ACTIVITY - Continue the text about Chan's diplomatic career, writing the next part after its last sentence.

[Opening DOCUMENT EXTRACT section]

She is the current chairman of the ISEAS – Yusof Ishak Institute and the former chair of the Lee Kuan Yew Centre for Innovative Cities at the Singapore University of Technology and Design.

== Diplomatic career ==
Chan served as Singapore's Permanent Representative to the United Nations from 1989 to 1991. During this time, she was concurrently accredited as the High Commissioner to Canada and Ambassador to Mexico. She became the Ambassador to the United States in 1996. At the time, she was the first woman ambassador from an East Asian country to be assigned to the United States. Chan expressed surprise at her appointment, noting "I'm anti-establishment and was a bit of a dissident before I was appointed ambassador. It came as something of a shock to me when I was offered the ambassadorship because I was highly critical of government in a society that is not used to being critiqued."

In 1998, Chan received the Inaugural International Woman of the Year Award from the Organization of Chinese American Women (OCAW), and Singapore's first "Woman of the Year" award in 1991. Chan received Singapore's Public Administration Medal (Gold) in 1999, Meritorious Service Medal in 2005 and the Distinguished Service Order, the highest National Day Award, in August 2011.

Chan left her post as Singapore's Ambassador to the US on 23 July 2012, and was replaced by Ashok Kumar Mirpuri. During her tenure, bilateral relations between Singapore and the US improved tremendously. In May 2003, Singapore and US signed the US-Singapore Free Trade Agreement (USSFTA), the first FTA that the US entered into with a Southeast Asian country. Both countries also enhanced their ties in areas of defence and security.

During October 2012, in relation to a discussion on the choice Asian nations may have in terms of supporting China or the US, Chan was quoted as saying, "The United States should not ask Asian countries to choose. You may not like the results if you ask countries to choose."

Chan was appointed to the Presidential Council for Minority Rights in 2012 and was re-appointed in 2015.

[Closing DOCUMENT EXTRACT section]
[Opening INFORMATION SUPPLIED section]

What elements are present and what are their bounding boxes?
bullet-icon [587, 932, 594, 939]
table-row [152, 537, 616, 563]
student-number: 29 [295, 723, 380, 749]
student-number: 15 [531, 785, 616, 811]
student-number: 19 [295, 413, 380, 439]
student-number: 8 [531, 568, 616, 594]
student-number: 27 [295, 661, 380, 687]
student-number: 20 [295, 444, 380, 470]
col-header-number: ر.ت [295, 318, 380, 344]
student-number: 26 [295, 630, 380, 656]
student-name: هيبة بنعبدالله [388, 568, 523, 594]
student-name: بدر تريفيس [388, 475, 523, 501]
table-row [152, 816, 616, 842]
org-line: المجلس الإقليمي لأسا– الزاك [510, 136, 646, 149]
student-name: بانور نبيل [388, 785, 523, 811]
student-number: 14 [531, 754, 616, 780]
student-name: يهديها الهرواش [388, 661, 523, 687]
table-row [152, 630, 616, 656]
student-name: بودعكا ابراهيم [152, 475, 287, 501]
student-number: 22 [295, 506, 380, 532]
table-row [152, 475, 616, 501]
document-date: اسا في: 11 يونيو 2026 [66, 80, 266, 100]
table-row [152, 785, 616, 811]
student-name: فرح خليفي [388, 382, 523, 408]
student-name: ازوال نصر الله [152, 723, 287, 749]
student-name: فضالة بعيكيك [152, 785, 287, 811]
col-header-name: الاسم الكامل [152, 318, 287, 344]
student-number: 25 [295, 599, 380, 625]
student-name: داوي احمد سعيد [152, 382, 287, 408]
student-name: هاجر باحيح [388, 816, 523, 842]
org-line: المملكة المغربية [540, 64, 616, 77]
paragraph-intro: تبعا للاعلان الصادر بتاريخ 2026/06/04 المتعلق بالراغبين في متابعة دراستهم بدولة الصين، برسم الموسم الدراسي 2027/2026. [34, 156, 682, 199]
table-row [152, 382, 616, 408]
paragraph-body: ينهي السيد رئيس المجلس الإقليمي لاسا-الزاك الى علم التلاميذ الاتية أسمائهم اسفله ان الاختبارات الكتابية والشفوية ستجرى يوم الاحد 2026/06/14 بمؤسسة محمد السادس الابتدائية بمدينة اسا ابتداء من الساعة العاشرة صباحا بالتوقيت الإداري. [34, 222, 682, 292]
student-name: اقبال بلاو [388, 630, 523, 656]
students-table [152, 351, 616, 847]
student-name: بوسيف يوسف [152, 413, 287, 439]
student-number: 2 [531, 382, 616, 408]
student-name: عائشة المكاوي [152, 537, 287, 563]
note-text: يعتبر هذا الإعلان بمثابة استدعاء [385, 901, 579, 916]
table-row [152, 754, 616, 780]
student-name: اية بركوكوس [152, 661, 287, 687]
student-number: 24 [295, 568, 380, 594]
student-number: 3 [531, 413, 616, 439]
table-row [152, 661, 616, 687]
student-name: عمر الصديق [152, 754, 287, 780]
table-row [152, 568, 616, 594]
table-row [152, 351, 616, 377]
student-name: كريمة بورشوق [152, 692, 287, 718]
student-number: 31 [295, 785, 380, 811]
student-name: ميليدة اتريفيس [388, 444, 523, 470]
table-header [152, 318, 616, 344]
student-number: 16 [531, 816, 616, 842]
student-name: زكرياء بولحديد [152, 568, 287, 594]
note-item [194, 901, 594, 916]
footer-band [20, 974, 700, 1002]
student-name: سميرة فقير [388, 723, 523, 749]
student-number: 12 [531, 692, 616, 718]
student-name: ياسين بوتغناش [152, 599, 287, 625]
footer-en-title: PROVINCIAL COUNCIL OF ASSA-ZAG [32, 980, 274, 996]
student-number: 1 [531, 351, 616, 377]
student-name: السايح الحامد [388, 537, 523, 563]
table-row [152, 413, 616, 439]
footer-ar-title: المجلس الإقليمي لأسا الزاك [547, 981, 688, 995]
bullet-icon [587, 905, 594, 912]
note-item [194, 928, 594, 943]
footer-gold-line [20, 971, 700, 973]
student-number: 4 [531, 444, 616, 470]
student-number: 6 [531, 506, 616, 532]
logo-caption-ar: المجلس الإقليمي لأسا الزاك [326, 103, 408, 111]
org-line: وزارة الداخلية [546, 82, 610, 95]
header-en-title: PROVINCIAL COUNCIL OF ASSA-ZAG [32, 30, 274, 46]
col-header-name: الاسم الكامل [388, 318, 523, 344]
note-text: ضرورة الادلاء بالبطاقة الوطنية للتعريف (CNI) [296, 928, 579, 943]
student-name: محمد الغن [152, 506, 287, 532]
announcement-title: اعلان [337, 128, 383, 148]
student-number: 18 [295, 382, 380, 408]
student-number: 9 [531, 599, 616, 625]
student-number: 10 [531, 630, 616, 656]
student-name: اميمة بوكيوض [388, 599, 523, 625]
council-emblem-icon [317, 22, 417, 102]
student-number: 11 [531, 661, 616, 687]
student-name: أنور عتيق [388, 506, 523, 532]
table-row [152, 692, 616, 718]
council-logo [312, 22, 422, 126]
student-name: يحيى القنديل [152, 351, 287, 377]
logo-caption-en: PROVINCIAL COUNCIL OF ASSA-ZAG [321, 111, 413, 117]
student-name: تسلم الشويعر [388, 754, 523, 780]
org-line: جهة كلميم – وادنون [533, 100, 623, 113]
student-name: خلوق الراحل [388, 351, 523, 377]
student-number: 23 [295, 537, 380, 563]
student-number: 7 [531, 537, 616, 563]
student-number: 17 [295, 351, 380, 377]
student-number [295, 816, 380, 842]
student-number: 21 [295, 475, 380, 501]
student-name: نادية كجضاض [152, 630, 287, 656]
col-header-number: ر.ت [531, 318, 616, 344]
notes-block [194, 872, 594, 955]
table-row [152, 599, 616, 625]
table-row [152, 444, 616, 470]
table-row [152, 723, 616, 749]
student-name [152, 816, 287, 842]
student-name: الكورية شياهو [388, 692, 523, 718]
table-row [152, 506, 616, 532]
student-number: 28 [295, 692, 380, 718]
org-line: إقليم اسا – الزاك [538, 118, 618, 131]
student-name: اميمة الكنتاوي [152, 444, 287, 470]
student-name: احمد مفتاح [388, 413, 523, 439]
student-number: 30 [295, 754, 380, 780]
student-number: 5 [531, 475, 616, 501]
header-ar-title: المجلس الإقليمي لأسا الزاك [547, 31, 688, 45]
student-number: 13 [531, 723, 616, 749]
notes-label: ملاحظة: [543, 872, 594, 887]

[Closing INFORMATION SUPPLIED section]

RESPONSE FOR THIS EXERCISE -
She was also appointed as the chairman of the National Arts Council in 2013.

From November 2012 to October 2015, the Singaporean government appointed her for a three-year term service as Singapore's Representative to the ASEAN Intergovernmental Commission on Human Rights (AICHR), succeeding Singapore's first AICHR Representative, Mr Richard R. Magnus.

== Controversies ==
In October 2015, Chan's call to retain the Chinese-Malay-Indian-Others framework as it "sets minority communities here at ease" sparked a debate, with a Malay Singaporean finding her "very wrong. She is from [the] majority and she is elite. She doesn't represent us". An online poll on Dialectic.sg found a majority of 52.8% of the respondents in favour of abandoning such racial categorisation.

In November 2015, Chan spoke at the Singapore International Film Festival (SGIFF) to defend the National Arts Council (NAC)'s censorship policies, prompting calls to boycott the NAC. Chan, NAC's chairman, did not warn the organisers, the strictly no-censorship SGIFF, of her talk's contents. Notably, NAC does not even oversee or supervise Singapore's film industry.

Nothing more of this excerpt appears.